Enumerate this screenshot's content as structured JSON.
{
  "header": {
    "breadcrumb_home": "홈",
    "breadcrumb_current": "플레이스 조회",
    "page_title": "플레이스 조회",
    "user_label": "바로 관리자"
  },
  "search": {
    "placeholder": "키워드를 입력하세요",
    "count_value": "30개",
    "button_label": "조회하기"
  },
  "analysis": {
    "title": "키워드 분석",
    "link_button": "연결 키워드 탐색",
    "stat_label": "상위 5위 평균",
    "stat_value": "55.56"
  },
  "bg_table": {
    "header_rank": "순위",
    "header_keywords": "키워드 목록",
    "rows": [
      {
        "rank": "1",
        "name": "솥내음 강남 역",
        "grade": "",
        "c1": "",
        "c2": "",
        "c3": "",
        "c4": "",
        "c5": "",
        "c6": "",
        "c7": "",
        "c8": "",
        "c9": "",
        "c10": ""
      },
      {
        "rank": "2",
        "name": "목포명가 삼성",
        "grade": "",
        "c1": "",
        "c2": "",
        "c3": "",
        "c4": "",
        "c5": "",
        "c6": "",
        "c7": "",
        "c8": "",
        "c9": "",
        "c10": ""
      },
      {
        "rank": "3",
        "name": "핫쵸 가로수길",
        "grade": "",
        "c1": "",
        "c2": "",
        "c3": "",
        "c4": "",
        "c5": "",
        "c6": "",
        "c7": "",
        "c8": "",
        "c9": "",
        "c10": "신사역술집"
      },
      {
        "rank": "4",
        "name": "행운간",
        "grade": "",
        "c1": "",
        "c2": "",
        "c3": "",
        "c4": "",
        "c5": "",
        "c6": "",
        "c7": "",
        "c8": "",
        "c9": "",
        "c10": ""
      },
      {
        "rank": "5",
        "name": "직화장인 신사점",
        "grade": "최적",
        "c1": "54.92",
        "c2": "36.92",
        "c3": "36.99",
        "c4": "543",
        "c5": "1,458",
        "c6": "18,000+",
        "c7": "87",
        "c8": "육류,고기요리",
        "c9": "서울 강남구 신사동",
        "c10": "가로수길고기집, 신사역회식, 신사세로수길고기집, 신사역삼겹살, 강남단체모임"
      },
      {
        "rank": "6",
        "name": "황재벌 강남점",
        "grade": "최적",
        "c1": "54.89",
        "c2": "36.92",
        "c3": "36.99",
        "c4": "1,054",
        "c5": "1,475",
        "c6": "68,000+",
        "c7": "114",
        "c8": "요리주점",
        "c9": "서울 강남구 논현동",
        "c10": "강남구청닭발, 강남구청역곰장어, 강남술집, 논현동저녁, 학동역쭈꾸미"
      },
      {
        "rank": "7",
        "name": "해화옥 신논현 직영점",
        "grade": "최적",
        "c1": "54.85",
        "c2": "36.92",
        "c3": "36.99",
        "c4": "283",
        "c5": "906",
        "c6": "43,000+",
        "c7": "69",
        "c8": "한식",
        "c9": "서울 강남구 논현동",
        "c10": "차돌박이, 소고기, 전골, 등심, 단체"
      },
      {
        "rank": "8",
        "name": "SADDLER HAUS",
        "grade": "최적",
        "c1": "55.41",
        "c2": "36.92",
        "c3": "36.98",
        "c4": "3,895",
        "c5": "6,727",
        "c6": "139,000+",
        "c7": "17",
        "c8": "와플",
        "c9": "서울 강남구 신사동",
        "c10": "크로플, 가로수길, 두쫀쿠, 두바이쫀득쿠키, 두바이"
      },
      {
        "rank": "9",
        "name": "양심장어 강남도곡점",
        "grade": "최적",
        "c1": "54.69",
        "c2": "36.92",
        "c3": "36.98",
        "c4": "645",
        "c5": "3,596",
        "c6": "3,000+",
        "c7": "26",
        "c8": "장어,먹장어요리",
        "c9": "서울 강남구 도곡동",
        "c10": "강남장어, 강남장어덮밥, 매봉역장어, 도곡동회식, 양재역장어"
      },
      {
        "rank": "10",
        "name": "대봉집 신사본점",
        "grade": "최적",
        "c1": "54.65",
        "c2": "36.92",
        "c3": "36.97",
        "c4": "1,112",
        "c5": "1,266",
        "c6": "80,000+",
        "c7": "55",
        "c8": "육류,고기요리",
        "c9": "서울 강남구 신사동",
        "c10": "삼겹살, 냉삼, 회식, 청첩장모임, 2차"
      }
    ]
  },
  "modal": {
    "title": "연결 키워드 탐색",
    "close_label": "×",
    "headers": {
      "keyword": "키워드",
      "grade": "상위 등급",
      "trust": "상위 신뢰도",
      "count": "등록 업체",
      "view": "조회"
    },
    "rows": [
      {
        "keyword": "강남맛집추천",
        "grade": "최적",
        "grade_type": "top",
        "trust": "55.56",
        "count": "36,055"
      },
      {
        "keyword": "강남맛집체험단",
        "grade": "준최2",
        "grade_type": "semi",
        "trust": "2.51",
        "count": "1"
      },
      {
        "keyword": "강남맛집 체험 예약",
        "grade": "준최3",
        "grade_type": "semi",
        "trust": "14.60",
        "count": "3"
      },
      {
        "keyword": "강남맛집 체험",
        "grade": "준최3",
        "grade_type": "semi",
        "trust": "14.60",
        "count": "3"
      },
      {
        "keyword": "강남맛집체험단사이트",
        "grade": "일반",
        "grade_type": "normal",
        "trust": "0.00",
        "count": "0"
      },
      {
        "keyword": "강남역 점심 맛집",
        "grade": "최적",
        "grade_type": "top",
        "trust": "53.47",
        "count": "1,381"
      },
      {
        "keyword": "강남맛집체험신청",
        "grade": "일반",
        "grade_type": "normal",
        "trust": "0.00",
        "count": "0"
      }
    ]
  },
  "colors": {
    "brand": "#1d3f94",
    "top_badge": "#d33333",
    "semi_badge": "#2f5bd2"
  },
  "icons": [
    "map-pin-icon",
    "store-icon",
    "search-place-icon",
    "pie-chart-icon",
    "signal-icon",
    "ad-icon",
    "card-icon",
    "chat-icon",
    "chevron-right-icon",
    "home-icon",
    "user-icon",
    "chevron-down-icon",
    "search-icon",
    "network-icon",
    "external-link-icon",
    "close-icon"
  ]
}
- - - -
## Task requirements
Reproduce the listing above verbatim, from first line to last.

## Output of the task
Enumerate this screenshot's content as structured JSON.
{
  "header": {
    "breadcrumb_home": "홈",
    "breadcrumb_current": "플레이스 조회",
    "page_title": "플레이스 조회",
    "user_label": "바로 관리자"
  },
  "search": {
    "placeholder": "키워드를 입력하세요",
    "count_value": "30개",
    "button_label": "조회하기"
  },
  "analysis": {
    "title": "키워드 분석",
    "link_button": "연결 키워드 탐색",
    "stat_label": "상위 5위 평균",
    "stat_value": "55.56"
  },
  "bg_table": {
    "header_rank": "순위",
    "header_keywords": "키워드 목록",
    "rows": [
      {
        "rank": "1",
        "name": "솥내음 강남 역",
        "grade": "",
        "c1": "",
        "c2": "",
        "c3": "",
        "c4": "",
        "c5": "",
        "c6": "",
        "c7": "",
        "c8": "",
        "c9": "",
        "c10": ""
      },
      {
        "rank": "2",
        "name": "목포명가 삼성",
        "grade": "",
        "c1": "",
        "c2": "",
        "c3": "",
        "c4": "",
        "c5": "",
        "c6": "",
        "c7": "",
        "c8": "",
        "c9": "",
        "c10": ""
      },
      {
        "rank": "3",
        "name": "핫쵸 가로수길",
        "grade": "",
        "c1": "",
        "c2": "",
        "c3": "",
        "c4": "",
        "c5": "",
        "c6": "",
        "c7": "",
        "c8": "",
        "c9": "",
        "c10": "신사역술집"
      },
      {
        "rank": "4",
        "name": "행운간",
        "grade": "",
        "c1": "",
        "c2": "",
        "c3": "",
        "c4": "",
        "c5": "",
        "c6": "",
        "c7": "",
        "c8": "",
        "c9": "",
        "c10": ""
      },
      {
        "rank": "5",
        "name": "직화장인 신사점",
        "grade": "최적",
        "c1": "54.92",
        "c2": "36.92",
        "c3": "36.99",
        "c4": "543",
        "c5": "1,458",
        "c6": "18,000+",
        "c7": "87",
        "c8": "육류,고기요리",
        "c9": "서울 강남구 신사동",
        "c10": "가로수길고기집, 신사역회식, 신사세로수길고기집, 신사역삼겹살, 강남단체모임"
      },
      {
        "rank": "6",
        "name": "황재벌 강남점",
        "grade": "최적",
        "c1": "54.89",
        "c2": "36.92",
        "c3": "36.99",
        "c4": "1,054",
        "c5": "1,475",
        "c6": "68,000+",
        "c7": "114",
        "c8": "요리주점",
        "c9": "서울 강남구 논현동",
        "c10": "강남구청닭발, 강남구청역곰장어, 강남술집, 논현동저녁, 학동역쭈꾸미"
      },
      {
        "rank": "7",
        "name": "해화옥 신논현 직영점",
        "grade": "최적",
        "c1": "54.85",
        "c2": "36.92",
        "c3": "36.99",
        "c4": "283",
        "c5": "906",
        "c6": "43,000+",
        "c7": "69",
        "c8": "한식",
        "c9": "서울 강남구 논현동",
        "c10": "차돌박이, 소고기, 전골, 등심, 단체"
      },
      {
        "rank": "8",
        "name": "SADDLER HAUS",
        "grade": "최적",
        "c1": "55.41",
        "c2": "36.92",
        "c3": "36.98",
        "c4": "3,895",
        "c5": "6,727",
        "c6": "139,000+",
        "c7": "17",
        "c8": "와플",
        "c9": "서울 강남구 신사동",
        "c10": "크로플, 가로수길, 두쫀쿠, 두바이쫀득쿠키, 두바이"
      },
      {
        "rank": "9",
        "name": "양심장어 강남도곡점",
        "grade": "최적",
        "c1": "54.69",
        "c2": "36.92",
        "c3": "36.98",
        "c4": "645",
        "c5": "3,596",
        "c6": "3,000+",
        "c7": "26",
        "c8": "장어,먹장어요리",
        "c9": "서울 강남구 도곡동",
        "c10": "강남장어, 강남장어덮밥, 매봉역장어, 도곡동회식, 양재역장어"
      },
      {
        "rank": "10",
        "name": "대봉집 신사본점",
        "grade": "최적",
        "c1": "54.65",
        "c2": "36.92",
        "c3": "36.97",
        "c4": "1,112",
        "c5": "1,266",
        "c6": "80,000+",
        "c7": "55",
        "c8": "육류,고기요리",
        "c9": "서울 강남구 신사동",
        "c10": "삼겹살, 냉삼, 회식, 청첩장모임, 2차"
      }
    ]
  },
  "modal": {
    "title": "연결 키워드 탐색",
    "close_label": "×",
    "headers": {
      "keyword": "키워드",
      "grade": "상위 등급",
      "trust": "상위 신뢰도",
      "count": "등록 업체",
      "view": "조회"
    },
    "rows": [
      {
        "keyword": "강남맛집추천",
        "grade": "최적",
        "grade_type": "top",
        "trust": "55.56",
        "count": "36,055"
      },
      {
        "keyword": "강남맛집체험단",
        "grade": "준최2",
        "grade_type": "semi",
        "trust": "2.51",
        "count": "1"
      },
      {
        "keyword": "강남맛집 체험 예약",
        "grade": "준최3",
        "grade_type": "semi",
        "trust": "14.60",
        "count": "3"
      },
      {
        "keyword": "강남맛집 체험",
        "grade": "준최3",
        "grade_type": "semi",
        "trust": "14.60",
        "count": "3"
      },
      {
        "keyword": "강남맛집체험단사이트",
        "grade": "일반",
        "grade_type": "normal",
        "trust": "0.00",
        "count": "0"
      },
      {
        "keyword": "강남역 점심 맛집",
        "grade": "최적",
        "grade_type": "top",
        "trust": "53.47",
        "count": "1,381"
      },
      {
        "keyword": "강남맛집체험신청",
        "grade": "일반",
        "grade_type": "normal",
        "trust": "0.00",
        "count": "0"
      }
    ]
  },
  "colors": {
    "brand": "#1d3f94",
    "top_badge": "#d33333",
    "semi_badge": "#2f5bd2"
  },
  "icons": [
    "map-pin-icon",
    "store-icon",
    "search-place-icon",
    "pie-chart-icon",
    "signal-icon",
    "ad-icon",
    "card-icon",
    "chat-icon",
    "chevron-right-icon",
    "home-icon",
    "user-icon",
    "chevron-down-icon",
    "search-icon",
    "network-icon",
    "external-link-icon",
    "close-icon"
  ]
}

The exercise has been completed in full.